EXERCISE DIRECTIONS: Reproduce the listing below in full and without alteration, apart from its pictures.

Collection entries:

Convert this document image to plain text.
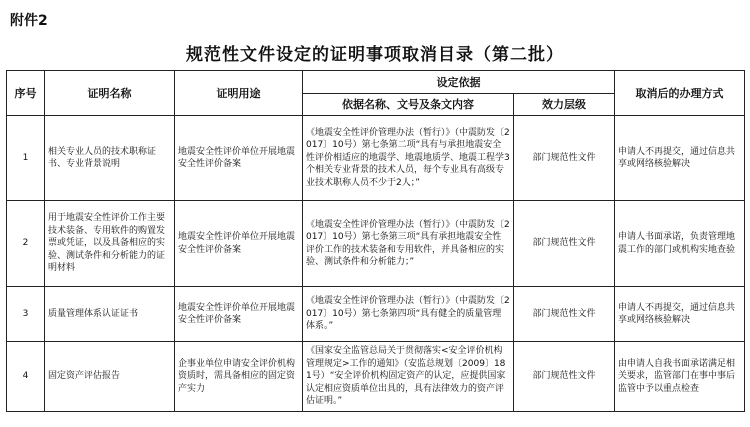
附件2
规范性文件设定的证明事项取消目录（第二批）
序号	证明名称	证明用途	设定依据		取消后的办理方式
			依据名称、文号及条文内容	效力层级	
1	相关专业人员的技术职称证书、专业背景说明	地震安全性评价单位开展地震安全性评价备案	《地震安全性评价管理办法（暂行）》（中震防发〔2017〕10号）第七条第二项“具有与承担地震安全性评价相适应的地震学、地震地质学、地震工程学3个相关专业背景的技术人员，每个专业具有高级专业技术职称人员不少于2人；”	部门规范性文件	申请人不再提交，通过信息共享或网络核验解决
2	用于地震安全性评价工作主要技术装备、专用软件的购置发票或凭证，以及具备相应的实验、测试条件和分析能力的证明材料	地震安全性评价单位开展地震安全性评价备案	《地震安全性评价管理办法（暂行）》（中震防发〔2017〕10号）第七条第三项“具有承担地震安全性评价工作的技术装备和专用软件，并具备相应的实验、测试条件和分析能力；”	部门规范性文件	申请人书面承诺，负责管理地震工作的部门或机构实地查验
3	质量管理体系认证证书	地震安全性评价单位开展地震安全性评价备案	《地震安全性评价管理办法（暂行）》（中震防发〔2017〕10号）第七条第四项“具有健全的质量管理体系。”	部门规范性文件	申请人不再提交，通过信息共享或网络核验解决
4	固定资产评估报告	企事业单位申请安全评价机构资质时，需具备相应的固定资产实力	《国家安全监管总局关于贯彻落实<安全评价机构管理规定>工作的通知》（安监总规划〔2009〕181号）“安全评价机构固定资产的认定，应提供国家认定相应资质单位出具的，具有法律效力的资产评估证明。”	部门规范性文件	由申请人自我书面承诺满足相关要求，监管部门在事中事后监管中予以重点检查
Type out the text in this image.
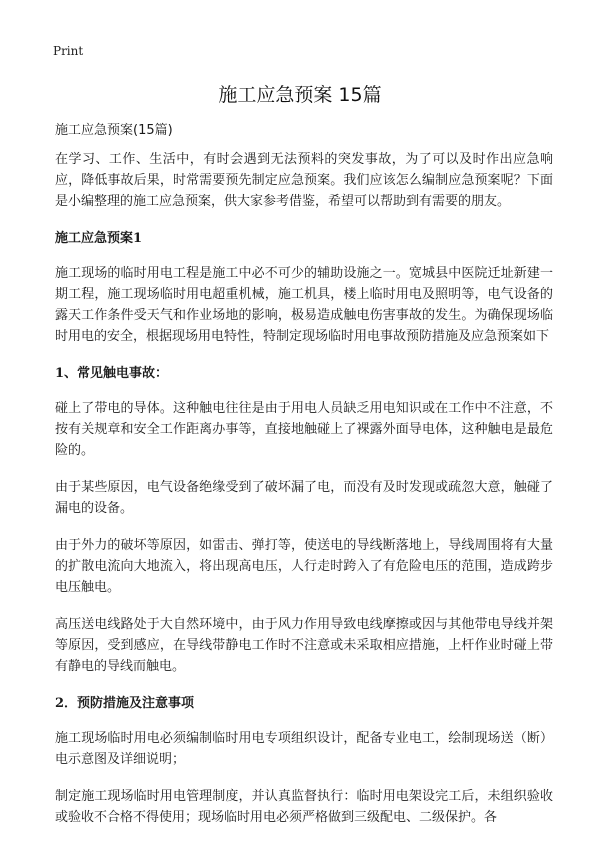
Print
施工应急预案 15篇

施工应急预案(15篇)

在学习、工作、生活中，有时会遇到无法预料的突发事故，为了可以及时作出应急响应，降低事故后果，时常需要预先制定应急预案。我们应该怎么编制应急预案呢？下面是小编整理的施工应急预案，供大家参考借鉴，希望可以帮助到有需要的朋友。

施工应急预案1

施工现场的临时用电工程是施工中必不可少的辅助设施之一。宽城县中医院迁址新建一期工程，施工现场临时用电超重机械，施工机具，楼上临时用电及照明等，电气设备的露天工作条件受天气和作业场地的影响，极易造成触电伤害事故的发生。为确保现场临时用电的安全，根据现场用电特性，特制定现场临时用电事故预防措施及应急预案如下

1、常见触电事故：

碰上了带电的导体。这种触电往往是由于用电人员缺乏用电知识或在工作中不注意，不按有关规章和安全工作距离办事等，直接地触碰上了裸露外面导电体，这种触电是最危险的。

由于某些原因，电气设备绝缘受到了破坏漏了电，而没有及时发现或疏忽大意，触碰了漏电的设备。

由于外力的破坏等原因，如雷击、弹打等，使送电的导线断落地上，导线周围将有大量的扩散电流向大地流入，将出现高电压，人行走时跨入了有危险电压的范围，造成跨步电压触电。

高压送电线路处于大自然环境中，由于风力作用导致电线摩擦或因与其他带电导线并架等原因，受到感应，在导线带静电工作时不注意或未采取相应措施，上杆作业时碰上带有静电的导线而触电。

2．预防措施及注意事项

施工现场临时用电必须编制临时用电专项组织设计，配备专业电工，绘制现场送（断）电示意图及详细说明；

制定施工现场临时用电管理制度，并认真监督执行：临时用电架设完工后，未组织验收或验收不合格不得使用；现场临时用电必须严格做到三级配电、二级保护。各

WRITTEN ANSWER:
Convert this document image to plain text.
附件2
规范性文件设定的证明事项取消目录（第二批）
序号	证明名称	证明用途	设定依据		取消后的办理方式
			依据名称、文号及条文内容	效力层级	
1	相关专业人员的技术职称证书、专业背景说明	地震安全性评价单位开展地震安全性评价备案	《地震安全性评价管理办法（暂行）》（中震防发〔2017〕10号）第七条第二项“具有与承担地震安全性评价相适应的地震学、地震地质学、地震工程学3个相关专业背景的技术人员，每个专业具有高级专业技术职称人员不少于2人；”	部门规范性文件	申请人不再提交，通过信息共享或网络核验解决
2	用于地震安全性评价工作主要技术装备、专用软件的购置发票或凭证，以及具备相应的实验、测试条件和分析能力的证明材料	地震安全性评价单位开展地震安全性评价备案	《地震安全性评价管理办法（暂行）》（中震防发〔2017〕10号）第七条第三项“具有承担地震安全性评价工作的技术装备和专用软件，并具备相应的实验、测试条件和分析能力；”	部门规范性文件	申请人书面承诺，负责管理地震工作的部门或机构实地查验
3	质量管理体系认证证书	地震安全性评价单位开展地震安全性评价备案	《地震安全性评价管理办法（暂行）》（中震防发〔2017〕10号）第七条第四项“具有健全的质量管理体系。”	部门规范性文件	申请人不再提交，通过信息共享或网络核验解决
4	固定资产评估报告	企事业单位申请安全评价机构资质时，需具备相应的固定资产实力	《国家安全监管总局关于贯彻落实<安全评价机构管理规定>工作的通知》（安监总规划〔2009〕181号）“安全评价机构固定资产的认定，应提供国家认定相应资质单位出具的，具有法律效力的资产评估证明。”	部门规范性文件	由申请人自我书面承诺满足相关要求，监管部门在事中事后监管中予以重点检查
Type out the text in this image.
Print
施工应急预案 15篇

施工应急预案(15篇)

在学习、工作、生活中，有时会遇到无法预料的突发事故，为了可以及时作出应急响应，降低事故后果，时常需要预先制定应急预案。我们应该怎么编制应急预案呢？下面是小编整理的施工应急预案，供大家参考借鉴，希望可以帮助到有需要的朋友。

施工应急预案1

施工现场的临时用电工程是施工中必不可少的辅助设施之一。宽城县中医院迁址新建一期工程，施工现场临时用电超重机械，施工机具，楼上临时用电及照明等，电气设备的露天工作条件受天气和作业场地的影响，极易造成触电伤害事故的发生。为确保现场临时用电的安全，根据现场用电特性，特制定现场临时用电事故预防措施及应急预案如下

1、常见触电事故：

碰上了带电的导体。这种触电往往是由于用电人员缺乏用电知识或在工作中不注意，不按有关规章和安全工作距离办事等，直接地触碰上了裸露外面导电体，这种触电是最危险的。

由于某些原因，电气设备绝缘受到了破坏漏了电，而没有及时发现或疏忽大意，触碰了漏电的设备。

由于外力的破坏等原因，如雷击、弹打等，使送电的导线断落地上，导线周围将有大量的扩散电流向大地流入，将出现高电压，人行走时跨入了有危险电压的范围，造成跨步电压触电。

高压送电线路处于大自然环境中，由于风力作用导致电线摩擦或因与其他带电导线并架等原因，受到感应，在导线带静电工作时不注意或未采取相应措施，上杆作业时碰上带有静电的导线而触电。

2．预防措施及注意事项

施工现场临时用电必须编制临时用电专项组织设计，配备专业电工，绘制现场送（断）电示意图及详细说明；

制定施工现场临时用电管理制度，并认真监督执行：临时用电架设完工后，未组织验收或验收不合格不得使用；现场临时用电必须严格做到三级配电、二级保护。各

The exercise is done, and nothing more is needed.